■ Extracted records ■
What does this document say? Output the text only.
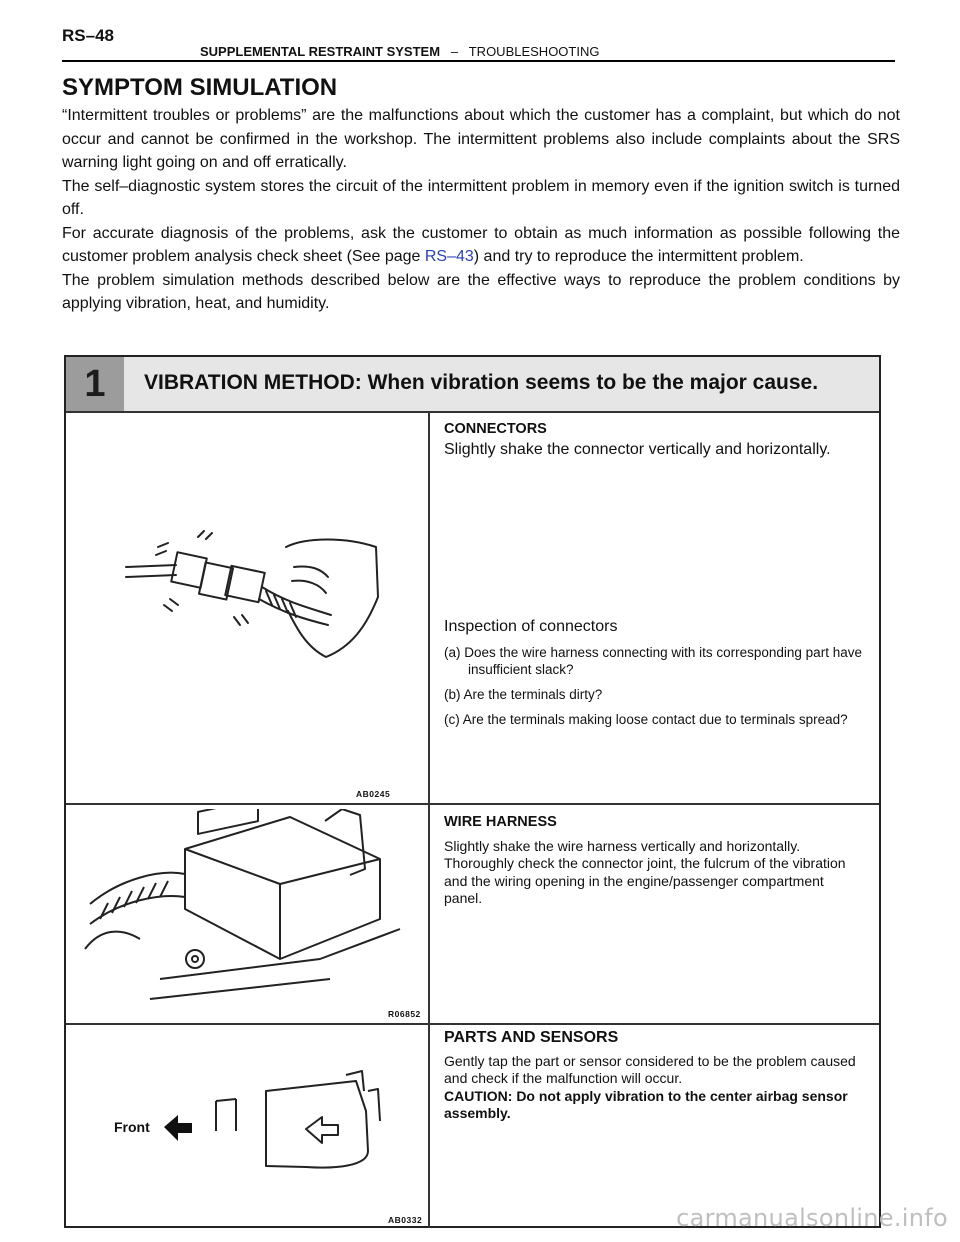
RS–48
SUPPLEMENTAL RESTRAINT SYSTEM – TROUBLESHOOTING
SYMPTOM SIMULATION

“Intermittent troubles or problems” are the malfunctions about which the customer has a complaint, but which do not occur and cannot be confirmed in the workshop. The intermittent problems also include complaints about the SRS warning light going on and off erratically.

The self–diagnostic system stores the circuit of the intermittent problem in memory even if the ignition switch is turned off.

For accurate diagnosis of the problems, ask the customer to obtain as much information as possible following the customer problem analysis check sheet (See page RS–43) and try to reproduce the intermittent problem.

The problem simulation methods described below are the effective ways to reproduce the problem conditions by applying vibration, heat, and humidity.

1	VIBRATION METHOD: When vibration seems to be the major cause.
AB0245
CONNECTORS
Slightly shake the connector vertically and horizontally.
Inspection of connectors
(a) Does the wire harness connecting with its corresponding part have insufficient slack?
(b) Are the terminals dirty?
(c) Are the terminals making loose contact due to terminals spread?
R06852
WIRE HARNESS
Slightly shake the wire harness vertically and horizontally. Thoroughly check the connector joint, the fulcrum of the vibration and the wiring opening in the engine/passenger compartment panel.
Front
AB0332
PARTS AND SENSORS
Gently tap the part or sensor considered to be the problem caused and check if the malfunction will occur.
CAUTION: Do not apply vibration to the center airbag sensor assembly.
carmanualsonline.info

■ Set task ■
Copy every line in the listing above where the string "occur" turns up.

■ Correct result ■
“Intermittent troubles or problems” are the malfunctions about which the customer has a complaint, but which do not occur and cannot be confirmed in the workshop. The intermittent problems also include complaints about the SRS warning light going on and off erratically.
Gently tap the part or sensor considered to be the problem caused and check if the malfunction will occur.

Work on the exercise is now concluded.